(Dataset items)
[start]
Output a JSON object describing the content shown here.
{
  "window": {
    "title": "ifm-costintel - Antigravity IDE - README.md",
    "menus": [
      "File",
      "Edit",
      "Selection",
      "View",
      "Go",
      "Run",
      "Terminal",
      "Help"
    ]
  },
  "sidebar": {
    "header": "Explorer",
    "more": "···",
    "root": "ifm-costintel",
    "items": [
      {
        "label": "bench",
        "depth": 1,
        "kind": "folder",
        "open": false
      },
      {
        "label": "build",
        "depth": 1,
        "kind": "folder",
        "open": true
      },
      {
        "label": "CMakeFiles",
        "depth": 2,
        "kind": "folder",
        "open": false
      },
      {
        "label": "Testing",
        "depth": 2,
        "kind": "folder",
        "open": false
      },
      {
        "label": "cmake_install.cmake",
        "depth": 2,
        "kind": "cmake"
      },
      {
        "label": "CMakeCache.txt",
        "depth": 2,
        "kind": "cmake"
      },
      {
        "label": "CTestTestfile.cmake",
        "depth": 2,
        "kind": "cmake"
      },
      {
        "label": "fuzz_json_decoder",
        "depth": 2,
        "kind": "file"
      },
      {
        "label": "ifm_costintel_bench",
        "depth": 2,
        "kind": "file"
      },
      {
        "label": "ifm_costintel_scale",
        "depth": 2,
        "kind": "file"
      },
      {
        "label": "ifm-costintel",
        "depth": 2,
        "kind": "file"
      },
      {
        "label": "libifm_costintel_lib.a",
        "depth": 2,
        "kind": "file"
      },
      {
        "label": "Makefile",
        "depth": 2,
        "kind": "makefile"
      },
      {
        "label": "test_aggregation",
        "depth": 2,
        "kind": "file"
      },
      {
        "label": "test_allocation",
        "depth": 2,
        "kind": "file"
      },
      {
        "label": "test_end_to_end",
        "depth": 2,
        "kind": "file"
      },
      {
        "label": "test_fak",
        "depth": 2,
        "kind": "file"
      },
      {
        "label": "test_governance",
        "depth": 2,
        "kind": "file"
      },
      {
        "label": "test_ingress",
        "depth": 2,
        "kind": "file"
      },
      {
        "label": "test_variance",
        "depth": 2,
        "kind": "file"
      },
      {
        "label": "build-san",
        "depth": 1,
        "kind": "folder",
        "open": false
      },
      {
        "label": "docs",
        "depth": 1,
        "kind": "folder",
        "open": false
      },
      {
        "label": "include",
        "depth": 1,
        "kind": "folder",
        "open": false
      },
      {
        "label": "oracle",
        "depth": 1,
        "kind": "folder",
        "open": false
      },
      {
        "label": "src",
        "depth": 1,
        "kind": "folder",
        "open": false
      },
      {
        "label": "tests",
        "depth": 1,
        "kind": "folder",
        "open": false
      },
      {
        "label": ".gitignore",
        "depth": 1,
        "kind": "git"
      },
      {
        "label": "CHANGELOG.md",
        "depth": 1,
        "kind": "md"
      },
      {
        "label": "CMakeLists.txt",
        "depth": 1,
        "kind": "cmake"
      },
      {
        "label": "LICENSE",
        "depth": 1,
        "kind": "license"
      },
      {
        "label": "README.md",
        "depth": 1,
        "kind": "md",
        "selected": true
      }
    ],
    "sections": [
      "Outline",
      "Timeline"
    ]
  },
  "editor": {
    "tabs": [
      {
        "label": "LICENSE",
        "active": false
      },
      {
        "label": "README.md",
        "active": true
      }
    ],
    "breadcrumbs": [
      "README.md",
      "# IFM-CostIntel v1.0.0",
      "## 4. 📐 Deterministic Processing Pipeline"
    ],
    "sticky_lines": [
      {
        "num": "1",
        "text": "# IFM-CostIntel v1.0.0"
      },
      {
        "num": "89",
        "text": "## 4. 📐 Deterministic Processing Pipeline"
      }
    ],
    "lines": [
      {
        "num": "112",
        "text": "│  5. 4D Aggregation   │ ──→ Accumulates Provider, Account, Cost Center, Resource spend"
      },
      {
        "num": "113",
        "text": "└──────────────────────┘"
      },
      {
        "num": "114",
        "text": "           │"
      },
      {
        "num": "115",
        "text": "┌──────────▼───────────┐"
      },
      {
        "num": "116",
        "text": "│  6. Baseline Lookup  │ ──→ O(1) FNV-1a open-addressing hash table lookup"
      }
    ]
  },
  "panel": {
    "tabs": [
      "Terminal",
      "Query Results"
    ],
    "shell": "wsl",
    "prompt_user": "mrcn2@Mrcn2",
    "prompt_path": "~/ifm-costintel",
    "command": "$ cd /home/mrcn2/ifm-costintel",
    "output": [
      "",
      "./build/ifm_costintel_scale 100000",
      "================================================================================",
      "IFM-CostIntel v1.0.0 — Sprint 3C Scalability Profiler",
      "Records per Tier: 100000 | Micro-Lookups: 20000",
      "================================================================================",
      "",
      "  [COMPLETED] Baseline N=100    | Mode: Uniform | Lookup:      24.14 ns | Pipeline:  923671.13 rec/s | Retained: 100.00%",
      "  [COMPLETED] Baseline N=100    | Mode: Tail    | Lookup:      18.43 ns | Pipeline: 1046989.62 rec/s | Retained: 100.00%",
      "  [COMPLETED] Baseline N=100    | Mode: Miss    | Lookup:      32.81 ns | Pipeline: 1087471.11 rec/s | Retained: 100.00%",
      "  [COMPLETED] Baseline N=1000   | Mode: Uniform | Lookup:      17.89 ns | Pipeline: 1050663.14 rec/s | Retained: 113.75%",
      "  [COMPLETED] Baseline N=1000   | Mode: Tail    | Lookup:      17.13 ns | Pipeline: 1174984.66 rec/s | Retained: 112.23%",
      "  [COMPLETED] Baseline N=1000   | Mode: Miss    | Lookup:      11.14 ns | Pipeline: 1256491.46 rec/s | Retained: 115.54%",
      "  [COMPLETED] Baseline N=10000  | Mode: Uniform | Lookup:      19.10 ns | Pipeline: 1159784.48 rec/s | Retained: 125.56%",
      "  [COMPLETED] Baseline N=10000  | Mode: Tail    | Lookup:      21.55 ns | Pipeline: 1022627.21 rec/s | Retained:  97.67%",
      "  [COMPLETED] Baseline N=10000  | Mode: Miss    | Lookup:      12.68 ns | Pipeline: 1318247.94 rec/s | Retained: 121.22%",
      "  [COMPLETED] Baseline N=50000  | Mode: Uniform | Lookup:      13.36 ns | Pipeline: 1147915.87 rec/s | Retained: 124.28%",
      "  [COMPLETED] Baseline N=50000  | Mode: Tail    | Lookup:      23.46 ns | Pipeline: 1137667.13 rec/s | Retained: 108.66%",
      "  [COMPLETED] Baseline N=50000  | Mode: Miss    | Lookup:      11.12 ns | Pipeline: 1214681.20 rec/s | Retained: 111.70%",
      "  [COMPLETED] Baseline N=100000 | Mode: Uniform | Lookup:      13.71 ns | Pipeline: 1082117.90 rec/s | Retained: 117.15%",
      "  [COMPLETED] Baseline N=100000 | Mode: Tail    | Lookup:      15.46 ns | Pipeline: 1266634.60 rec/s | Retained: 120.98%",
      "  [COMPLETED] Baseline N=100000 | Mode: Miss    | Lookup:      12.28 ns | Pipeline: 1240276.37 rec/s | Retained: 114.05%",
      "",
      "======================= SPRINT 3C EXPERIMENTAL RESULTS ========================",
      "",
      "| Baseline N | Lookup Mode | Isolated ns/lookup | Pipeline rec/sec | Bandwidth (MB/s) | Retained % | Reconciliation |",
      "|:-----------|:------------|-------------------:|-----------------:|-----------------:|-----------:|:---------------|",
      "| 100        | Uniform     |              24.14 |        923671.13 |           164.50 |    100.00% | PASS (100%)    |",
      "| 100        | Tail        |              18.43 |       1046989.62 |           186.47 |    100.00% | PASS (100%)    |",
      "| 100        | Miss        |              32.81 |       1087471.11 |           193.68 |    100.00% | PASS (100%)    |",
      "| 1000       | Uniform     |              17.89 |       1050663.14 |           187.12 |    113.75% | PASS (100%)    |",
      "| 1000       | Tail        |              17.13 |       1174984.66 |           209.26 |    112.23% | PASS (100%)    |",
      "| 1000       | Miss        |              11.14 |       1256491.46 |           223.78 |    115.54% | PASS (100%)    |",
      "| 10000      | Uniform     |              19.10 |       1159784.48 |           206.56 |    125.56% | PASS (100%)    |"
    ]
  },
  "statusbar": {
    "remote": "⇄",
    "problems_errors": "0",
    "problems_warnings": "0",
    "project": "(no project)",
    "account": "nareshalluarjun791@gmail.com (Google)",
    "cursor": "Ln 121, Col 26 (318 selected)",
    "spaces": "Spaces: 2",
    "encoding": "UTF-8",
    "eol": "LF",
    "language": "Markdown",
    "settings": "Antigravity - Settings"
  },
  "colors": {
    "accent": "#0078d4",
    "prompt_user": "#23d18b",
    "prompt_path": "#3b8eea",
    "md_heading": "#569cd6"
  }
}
[end]
**EXERCISE DIRECTIONS**
In the records above, find each line with the word "text" and copy it.

**RESULT**
        "text": "# IFM-CostIntel v1.0.0"
        "text": "## 4. 📐 Deterministic Processing Pipeline"
        "text": "│  5. 4D Aggregation   │ ──→ Accumulates Provider, Account, Cost Center, Resource spend"
        "text": "└──────────────────────┘"
        "text": "           │"
        "text": "┌──────────▼───────────┐"
        "text": "│  6. Baseline Lookup  │ ──→ O(1) FNV-1a open-addressing hash table lookup"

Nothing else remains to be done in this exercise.